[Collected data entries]
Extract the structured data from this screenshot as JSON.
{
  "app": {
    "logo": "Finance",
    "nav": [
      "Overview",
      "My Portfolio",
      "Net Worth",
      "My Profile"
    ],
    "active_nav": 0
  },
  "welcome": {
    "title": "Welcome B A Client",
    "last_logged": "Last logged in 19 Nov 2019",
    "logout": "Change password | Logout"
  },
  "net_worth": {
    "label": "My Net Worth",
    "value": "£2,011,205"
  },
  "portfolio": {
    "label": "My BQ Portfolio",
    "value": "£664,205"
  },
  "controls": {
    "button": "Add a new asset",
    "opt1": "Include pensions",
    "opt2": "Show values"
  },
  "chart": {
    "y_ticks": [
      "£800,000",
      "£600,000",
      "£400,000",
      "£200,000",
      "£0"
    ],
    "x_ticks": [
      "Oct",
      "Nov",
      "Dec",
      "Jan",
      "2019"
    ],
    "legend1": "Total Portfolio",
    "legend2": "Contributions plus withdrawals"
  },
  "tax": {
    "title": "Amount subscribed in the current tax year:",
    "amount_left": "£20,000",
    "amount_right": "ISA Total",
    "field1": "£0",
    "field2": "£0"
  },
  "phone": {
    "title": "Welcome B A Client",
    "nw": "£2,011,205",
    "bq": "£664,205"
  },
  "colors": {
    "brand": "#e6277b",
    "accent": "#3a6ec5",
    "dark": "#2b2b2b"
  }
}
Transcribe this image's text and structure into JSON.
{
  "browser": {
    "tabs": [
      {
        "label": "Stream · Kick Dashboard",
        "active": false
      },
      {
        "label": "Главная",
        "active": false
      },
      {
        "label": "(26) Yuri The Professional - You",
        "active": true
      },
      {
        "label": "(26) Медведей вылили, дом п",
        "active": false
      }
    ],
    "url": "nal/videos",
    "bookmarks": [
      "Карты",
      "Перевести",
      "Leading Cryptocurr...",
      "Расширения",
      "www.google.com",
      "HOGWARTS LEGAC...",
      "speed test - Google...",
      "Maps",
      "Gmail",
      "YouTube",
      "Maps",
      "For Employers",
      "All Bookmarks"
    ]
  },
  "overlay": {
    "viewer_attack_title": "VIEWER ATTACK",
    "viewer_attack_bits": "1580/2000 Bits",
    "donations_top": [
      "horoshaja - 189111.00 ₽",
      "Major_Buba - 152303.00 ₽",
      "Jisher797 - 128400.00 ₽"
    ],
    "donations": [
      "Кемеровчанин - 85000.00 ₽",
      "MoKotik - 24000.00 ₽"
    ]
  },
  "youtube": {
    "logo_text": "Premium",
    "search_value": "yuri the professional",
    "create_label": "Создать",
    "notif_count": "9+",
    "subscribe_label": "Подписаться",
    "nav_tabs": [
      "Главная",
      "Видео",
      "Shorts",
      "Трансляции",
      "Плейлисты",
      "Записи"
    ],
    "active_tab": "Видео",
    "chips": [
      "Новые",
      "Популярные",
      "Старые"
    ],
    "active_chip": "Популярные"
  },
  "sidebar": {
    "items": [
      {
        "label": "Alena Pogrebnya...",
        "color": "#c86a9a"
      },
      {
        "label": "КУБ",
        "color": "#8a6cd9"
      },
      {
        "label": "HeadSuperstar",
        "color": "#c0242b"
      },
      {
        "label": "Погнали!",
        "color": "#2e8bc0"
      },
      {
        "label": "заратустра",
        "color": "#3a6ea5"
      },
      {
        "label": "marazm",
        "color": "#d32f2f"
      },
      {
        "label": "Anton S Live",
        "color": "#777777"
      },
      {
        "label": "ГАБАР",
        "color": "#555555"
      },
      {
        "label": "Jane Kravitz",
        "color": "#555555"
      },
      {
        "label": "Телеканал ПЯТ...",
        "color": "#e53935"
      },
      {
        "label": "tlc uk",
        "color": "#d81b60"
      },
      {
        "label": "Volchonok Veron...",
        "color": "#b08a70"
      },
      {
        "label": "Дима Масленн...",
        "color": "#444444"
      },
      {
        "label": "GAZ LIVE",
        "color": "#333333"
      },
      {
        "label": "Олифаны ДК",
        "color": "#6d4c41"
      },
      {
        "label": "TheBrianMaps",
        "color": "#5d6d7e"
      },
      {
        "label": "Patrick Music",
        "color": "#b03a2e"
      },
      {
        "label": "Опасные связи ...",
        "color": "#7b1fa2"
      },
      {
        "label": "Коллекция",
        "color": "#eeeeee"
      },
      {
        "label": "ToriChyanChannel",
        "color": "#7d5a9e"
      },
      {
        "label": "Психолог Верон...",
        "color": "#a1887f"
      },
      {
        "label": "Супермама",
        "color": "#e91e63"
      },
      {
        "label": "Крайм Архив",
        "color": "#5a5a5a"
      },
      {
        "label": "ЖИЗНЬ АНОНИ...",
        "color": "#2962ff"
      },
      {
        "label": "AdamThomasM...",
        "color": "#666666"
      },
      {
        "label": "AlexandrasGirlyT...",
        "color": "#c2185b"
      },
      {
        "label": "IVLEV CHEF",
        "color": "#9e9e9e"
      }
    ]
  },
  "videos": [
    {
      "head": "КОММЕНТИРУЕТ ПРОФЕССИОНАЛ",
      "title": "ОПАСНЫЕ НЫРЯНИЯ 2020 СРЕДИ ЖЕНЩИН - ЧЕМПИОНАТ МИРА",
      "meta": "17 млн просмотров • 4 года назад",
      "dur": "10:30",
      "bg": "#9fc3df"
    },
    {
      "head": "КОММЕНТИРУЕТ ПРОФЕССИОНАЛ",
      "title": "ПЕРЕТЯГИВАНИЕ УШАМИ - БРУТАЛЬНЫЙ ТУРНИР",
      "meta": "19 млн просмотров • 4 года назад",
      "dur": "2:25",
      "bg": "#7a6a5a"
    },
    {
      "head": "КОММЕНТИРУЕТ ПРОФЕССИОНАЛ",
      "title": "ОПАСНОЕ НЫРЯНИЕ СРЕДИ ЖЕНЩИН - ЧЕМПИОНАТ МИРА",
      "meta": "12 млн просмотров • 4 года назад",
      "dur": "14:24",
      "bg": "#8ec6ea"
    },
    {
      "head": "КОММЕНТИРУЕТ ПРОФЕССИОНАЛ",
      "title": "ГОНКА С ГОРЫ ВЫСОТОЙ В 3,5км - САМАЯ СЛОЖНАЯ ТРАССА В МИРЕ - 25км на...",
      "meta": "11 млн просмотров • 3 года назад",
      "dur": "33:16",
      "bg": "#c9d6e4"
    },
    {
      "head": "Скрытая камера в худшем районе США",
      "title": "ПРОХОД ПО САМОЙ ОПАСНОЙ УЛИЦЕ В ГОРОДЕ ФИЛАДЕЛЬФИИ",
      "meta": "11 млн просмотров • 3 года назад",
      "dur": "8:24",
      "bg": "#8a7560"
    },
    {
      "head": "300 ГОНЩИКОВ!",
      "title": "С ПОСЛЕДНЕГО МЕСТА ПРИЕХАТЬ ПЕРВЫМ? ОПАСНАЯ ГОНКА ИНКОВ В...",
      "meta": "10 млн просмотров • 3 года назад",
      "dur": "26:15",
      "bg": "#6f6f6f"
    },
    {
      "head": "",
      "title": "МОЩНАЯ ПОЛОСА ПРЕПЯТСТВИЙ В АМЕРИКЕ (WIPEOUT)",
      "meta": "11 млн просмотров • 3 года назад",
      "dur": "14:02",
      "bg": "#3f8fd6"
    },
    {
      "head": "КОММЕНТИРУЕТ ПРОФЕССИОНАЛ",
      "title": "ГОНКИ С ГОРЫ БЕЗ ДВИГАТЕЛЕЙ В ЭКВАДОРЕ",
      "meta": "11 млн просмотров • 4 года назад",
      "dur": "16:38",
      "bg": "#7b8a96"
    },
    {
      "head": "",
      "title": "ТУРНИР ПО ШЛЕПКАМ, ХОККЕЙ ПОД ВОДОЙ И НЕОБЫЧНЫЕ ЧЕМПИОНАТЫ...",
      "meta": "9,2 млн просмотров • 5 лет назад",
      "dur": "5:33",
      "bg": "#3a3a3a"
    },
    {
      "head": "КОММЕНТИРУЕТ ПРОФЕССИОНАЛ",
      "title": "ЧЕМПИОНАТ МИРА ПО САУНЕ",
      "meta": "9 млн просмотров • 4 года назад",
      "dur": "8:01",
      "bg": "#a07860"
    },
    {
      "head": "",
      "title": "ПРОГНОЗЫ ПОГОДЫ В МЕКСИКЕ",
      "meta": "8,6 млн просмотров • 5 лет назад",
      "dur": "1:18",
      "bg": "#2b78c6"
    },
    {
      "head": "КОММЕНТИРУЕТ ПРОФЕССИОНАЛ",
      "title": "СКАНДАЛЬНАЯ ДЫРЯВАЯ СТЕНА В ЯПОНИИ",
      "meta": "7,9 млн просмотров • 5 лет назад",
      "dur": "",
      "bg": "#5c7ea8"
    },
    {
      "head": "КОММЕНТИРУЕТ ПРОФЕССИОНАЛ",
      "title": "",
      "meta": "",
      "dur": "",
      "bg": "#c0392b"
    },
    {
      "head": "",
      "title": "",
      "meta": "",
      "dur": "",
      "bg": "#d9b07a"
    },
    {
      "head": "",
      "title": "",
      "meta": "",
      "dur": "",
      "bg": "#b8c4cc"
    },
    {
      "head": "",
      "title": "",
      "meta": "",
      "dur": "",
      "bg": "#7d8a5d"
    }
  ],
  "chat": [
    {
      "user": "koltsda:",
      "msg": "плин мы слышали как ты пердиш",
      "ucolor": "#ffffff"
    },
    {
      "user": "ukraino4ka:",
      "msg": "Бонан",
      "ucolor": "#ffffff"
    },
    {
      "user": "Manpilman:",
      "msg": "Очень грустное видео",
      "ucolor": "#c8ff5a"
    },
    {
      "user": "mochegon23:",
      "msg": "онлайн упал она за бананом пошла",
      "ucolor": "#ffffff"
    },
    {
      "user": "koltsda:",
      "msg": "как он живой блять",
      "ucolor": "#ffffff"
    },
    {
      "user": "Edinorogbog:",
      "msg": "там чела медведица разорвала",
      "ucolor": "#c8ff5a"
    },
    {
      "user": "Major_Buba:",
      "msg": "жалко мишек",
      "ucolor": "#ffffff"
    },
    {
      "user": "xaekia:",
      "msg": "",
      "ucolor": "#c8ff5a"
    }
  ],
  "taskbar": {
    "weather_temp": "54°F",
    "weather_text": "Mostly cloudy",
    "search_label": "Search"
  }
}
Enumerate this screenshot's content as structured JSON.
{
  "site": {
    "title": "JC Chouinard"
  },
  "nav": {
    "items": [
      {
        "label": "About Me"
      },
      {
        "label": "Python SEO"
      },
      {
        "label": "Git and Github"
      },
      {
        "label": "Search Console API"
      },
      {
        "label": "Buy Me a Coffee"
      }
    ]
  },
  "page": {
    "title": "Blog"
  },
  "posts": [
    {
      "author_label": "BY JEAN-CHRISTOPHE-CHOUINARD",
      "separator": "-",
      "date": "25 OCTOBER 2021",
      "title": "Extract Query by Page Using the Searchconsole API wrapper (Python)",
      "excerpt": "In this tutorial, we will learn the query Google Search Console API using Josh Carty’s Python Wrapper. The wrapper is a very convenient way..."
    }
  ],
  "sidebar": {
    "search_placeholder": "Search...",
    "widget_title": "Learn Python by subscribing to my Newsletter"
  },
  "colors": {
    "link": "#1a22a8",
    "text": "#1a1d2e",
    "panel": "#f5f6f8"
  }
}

Exercise description
Find the lines above that include the string "просмотров" and copy them.

Result of the exercise
      "meta": "17 млн просмотров • 4 года назад",
      "meta": "19 млн просмотров • 4 года назад",
      "meta": "12 млн просмотров • 4 года назад",
      "meta": "11 млн просмотров • 3 года назад",
      "meta": "11 млн просмотров • 3 года назад",
      "meta": "10 млн просмотров • 3 года назад",
      "meta": "11 млн просмотров • 3 года назад",
      "meta": "11 млн просмотров • 4 года назад",
      "meta": "9,2 млн просмотров • 5 лет назад",
      "meta": "9 млн просмотров • 4 года назад",
      "meta": "8,6 млн просмотров • 5 лет назад",
      "meta": "7,9 млн просмотров • 5 лет назад",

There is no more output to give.